Passage:
In embodiments, the first fluid may be at least partially soluble in the second fluid. In other embodiments, the first fluid may be at least partially miscible with the second fluid. In other embodiments, the first fluid may be immiscible with the second fluid.
In embodiments, the first fluid comprises one or more components which render the first fluid more reactive to the composition of the formation as compared to the second fluid. In embodiments, the first fluid reacts with the formation (e.g., a carbonate formation) at a first reaction rate according to the equation:
First reaction rate=k1*[first fluid mode]
where k1 is the rate constant; and
the second fluid reacts with the formation (e.g., a carbonate formation) at a second reaction rate according to the equation:
Second reaction rate=k2*[second fluid mode]
where k2 is the rate constant. In embodiments, the first reaction rate is greater than the second reaction rate. In embodiments, the second reaction rate is essentially zero. Stated in other terms, in embodiments, the second fluid is essentially non-reactive with respect to the formation under the conditions present.

(Page segmentation data)
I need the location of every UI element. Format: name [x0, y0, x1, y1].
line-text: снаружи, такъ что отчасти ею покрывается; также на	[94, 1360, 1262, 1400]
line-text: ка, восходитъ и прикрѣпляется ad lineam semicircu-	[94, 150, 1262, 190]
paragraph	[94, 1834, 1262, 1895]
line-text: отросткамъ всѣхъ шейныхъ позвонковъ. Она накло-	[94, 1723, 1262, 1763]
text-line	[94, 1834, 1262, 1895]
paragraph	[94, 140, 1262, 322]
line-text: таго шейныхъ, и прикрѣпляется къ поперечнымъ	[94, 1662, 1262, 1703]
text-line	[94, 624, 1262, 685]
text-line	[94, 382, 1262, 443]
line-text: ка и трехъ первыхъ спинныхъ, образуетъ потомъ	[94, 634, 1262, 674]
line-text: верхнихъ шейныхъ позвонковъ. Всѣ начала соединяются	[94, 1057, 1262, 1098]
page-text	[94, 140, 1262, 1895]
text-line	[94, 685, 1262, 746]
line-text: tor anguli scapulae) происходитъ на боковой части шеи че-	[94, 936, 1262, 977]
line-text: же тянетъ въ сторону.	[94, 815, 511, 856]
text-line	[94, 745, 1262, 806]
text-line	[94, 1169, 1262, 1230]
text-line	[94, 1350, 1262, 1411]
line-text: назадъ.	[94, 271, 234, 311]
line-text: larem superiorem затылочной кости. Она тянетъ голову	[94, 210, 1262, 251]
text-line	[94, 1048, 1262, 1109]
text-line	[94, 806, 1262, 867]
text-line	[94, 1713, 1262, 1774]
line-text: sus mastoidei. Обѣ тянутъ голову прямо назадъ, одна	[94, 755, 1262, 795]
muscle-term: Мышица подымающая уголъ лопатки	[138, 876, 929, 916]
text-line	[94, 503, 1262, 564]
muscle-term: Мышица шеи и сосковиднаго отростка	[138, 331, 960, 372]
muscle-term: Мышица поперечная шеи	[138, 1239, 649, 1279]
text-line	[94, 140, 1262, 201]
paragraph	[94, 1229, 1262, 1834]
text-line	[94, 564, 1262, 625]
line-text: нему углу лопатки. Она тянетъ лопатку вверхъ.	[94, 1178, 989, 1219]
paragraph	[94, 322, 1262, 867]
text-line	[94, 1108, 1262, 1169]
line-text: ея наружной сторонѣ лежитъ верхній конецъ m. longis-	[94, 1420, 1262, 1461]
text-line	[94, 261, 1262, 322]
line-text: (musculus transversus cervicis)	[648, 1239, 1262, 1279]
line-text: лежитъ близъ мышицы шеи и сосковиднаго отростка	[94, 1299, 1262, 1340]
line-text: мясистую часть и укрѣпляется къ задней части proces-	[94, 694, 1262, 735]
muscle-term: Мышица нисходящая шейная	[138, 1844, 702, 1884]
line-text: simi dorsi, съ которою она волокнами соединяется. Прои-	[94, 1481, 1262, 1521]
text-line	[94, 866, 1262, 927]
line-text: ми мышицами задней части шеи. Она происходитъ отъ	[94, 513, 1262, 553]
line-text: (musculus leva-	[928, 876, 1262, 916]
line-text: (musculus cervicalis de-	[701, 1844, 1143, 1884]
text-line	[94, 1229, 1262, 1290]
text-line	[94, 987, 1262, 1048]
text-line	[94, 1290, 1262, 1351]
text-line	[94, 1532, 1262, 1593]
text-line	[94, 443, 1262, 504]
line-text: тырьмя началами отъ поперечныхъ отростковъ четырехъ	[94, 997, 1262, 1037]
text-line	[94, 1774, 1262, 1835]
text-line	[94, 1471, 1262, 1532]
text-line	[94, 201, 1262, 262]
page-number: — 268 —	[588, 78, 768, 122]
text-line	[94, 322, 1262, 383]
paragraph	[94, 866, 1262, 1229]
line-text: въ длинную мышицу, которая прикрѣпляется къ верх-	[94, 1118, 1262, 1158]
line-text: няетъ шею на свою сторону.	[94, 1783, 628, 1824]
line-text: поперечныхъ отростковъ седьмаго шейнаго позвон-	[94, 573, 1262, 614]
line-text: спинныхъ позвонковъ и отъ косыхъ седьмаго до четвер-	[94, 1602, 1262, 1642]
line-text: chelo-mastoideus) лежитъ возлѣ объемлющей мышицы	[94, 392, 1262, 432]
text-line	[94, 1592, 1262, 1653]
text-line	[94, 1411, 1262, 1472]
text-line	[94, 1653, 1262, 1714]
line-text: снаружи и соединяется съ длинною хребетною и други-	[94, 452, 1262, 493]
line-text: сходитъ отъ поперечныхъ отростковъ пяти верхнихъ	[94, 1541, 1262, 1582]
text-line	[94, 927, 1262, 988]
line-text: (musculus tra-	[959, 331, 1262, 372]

What to do:
According to the passage, how does the second fluid behave toward the formation in some embodiments? The page segmentation data shown above come from a different source than the passage.

Output for this exercise:
Its reaction rate is essentially zero, so it is essentially non-reactive with respect to the formation under the conditions present.